▸ INSTRUCTION
Pick out every line that holds the string "SMYLE" and copy it.

[start RECORD EXCERPTS]

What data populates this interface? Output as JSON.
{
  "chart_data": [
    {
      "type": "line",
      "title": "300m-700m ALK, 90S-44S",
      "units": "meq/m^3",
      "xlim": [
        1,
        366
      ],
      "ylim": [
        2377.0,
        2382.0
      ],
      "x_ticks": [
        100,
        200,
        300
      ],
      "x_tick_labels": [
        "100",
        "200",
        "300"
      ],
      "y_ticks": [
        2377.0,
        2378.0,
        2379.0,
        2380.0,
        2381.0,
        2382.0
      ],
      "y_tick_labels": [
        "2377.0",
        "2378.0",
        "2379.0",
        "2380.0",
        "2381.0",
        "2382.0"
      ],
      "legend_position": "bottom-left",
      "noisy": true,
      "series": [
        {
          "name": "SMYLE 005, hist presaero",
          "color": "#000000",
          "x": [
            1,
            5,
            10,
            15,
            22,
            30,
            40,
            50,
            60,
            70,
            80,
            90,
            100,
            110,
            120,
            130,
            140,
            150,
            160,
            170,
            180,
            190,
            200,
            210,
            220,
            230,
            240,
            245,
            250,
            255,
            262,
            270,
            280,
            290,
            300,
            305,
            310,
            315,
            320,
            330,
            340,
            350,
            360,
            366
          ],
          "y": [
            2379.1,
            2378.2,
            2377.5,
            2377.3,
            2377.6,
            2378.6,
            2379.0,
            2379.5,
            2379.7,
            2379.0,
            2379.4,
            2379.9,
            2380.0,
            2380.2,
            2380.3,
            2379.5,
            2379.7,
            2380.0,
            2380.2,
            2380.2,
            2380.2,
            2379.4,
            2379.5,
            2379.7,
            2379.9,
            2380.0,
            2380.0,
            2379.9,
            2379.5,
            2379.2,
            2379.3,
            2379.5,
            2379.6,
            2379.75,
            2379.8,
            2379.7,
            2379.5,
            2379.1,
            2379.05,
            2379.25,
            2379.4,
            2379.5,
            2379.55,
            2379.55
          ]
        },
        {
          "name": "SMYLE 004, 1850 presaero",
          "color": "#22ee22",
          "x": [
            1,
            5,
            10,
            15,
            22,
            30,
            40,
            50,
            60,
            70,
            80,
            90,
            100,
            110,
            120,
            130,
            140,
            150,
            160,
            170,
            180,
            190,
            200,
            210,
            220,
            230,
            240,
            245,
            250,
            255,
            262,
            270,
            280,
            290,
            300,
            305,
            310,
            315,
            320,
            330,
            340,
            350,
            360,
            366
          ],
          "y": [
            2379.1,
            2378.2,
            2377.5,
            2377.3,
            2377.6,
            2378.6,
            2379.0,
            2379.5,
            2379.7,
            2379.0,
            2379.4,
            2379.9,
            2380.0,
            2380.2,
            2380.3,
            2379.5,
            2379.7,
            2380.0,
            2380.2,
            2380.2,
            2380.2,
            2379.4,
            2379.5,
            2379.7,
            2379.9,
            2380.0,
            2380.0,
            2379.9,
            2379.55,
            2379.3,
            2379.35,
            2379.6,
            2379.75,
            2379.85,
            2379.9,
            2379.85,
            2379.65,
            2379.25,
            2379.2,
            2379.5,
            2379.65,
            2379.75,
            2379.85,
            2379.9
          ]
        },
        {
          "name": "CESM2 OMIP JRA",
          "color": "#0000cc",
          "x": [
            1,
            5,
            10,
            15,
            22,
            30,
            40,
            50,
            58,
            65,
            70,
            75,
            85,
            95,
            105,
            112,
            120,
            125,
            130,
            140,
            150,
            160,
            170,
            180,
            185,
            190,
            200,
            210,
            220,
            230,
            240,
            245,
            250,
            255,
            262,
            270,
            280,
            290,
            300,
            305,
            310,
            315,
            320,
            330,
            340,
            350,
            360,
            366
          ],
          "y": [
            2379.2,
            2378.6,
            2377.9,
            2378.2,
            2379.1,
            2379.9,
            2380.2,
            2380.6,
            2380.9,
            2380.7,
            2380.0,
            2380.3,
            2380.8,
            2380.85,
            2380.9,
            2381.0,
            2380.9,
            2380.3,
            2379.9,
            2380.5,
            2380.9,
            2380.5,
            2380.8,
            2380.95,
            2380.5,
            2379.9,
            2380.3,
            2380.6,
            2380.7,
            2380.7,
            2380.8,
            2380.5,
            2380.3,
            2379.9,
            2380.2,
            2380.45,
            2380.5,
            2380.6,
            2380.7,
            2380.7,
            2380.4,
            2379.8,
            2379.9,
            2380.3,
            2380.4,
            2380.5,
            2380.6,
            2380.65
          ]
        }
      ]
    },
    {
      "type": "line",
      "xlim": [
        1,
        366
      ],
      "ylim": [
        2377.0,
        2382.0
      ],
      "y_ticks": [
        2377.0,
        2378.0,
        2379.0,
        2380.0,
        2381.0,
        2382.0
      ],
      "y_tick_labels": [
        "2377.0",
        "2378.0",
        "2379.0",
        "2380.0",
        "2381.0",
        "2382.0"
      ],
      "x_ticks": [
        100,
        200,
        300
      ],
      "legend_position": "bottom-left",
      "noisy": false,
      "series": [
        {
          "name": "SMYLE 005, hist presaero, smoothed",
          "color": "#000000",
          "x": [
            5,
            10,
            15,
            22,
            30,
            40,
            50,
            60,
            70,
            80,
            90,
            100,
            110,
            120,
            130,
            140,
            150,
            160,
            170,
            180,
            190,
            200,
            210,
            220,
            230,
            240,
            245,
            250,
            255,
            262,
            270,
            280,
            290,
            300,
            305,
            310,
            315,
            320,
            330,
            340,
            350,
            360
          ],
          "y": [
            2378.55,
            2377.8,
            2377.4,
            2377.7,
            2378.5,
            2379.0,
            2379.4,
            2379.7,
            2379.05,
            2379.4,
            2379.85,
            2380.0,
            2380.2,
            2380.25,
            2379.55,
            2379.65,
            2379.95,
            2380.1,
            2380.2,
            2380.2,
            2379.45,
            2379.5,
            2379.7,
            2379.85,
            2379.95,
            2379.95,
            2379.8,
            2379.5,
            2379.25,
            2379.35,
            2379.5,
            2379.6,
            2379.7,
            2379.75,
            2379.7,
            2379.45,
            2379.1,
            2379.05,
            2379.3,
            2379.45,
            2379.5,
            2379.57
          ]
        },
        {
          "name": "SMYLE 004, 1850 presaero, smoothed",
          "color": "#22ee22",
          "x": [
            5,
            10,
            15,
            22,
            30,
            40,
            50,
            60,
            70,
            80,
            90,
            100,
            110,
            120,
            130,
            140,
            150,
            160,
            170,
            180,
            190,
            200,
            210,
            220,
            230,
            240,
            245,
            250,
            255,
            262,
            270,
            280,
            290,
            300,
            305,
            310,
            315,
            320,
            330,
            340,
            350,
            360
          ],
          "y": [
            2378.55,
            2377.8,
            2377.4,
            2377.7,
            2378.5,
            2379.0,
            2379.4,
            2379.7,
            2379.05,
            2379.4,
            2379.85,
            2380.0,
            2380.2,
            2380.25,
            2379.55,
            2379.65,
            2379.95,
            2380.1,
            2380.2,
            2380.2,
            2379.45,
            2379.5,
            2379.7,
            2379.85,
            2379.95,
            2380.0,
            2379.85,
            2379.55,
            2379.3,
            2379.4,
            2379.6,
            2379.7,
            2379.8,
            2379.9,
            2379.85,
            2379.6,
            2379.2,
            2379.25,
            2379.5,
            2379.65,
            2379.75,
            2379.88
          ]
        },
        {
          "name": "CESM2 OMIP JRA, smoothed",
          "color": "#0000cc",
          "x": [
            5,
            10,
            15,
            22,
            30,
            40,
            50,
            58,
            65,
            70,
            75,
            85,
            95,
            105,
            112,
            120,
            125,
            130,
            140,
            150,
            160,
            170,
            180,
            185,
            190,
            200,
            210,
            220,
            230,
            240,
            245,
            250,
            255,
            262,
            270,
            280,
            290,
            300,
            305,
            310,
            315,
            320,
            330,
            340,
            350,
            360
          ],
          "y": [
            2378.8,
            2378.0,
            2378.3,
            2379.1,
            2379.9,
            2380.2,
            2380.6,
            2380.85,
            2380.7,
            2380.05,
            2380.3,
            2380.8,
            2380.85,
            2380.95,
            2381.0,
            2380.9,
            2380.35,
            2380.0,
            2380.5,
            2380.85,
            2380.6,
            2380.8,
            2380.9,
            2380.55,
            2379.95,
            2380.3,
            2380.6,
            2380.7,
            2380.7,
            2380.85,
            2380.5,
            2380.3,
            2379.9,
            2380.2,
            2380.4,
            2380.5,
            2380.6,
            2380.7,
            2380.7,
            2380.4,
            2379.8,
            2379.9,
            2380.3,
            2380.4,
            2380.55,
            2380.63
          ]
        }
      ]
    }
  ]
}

[end RECORD EXCERPTS]

▸ WRITTEN SOLUTION
          "name": "SMYLE 005, hist presaero",
          "name": "SMYLE 004, 1850 presaero",
          "name": "SMYLE 005, hist presaero, smoothed",
          "name": "SMYLE 004, 1850 presaero, smoothed",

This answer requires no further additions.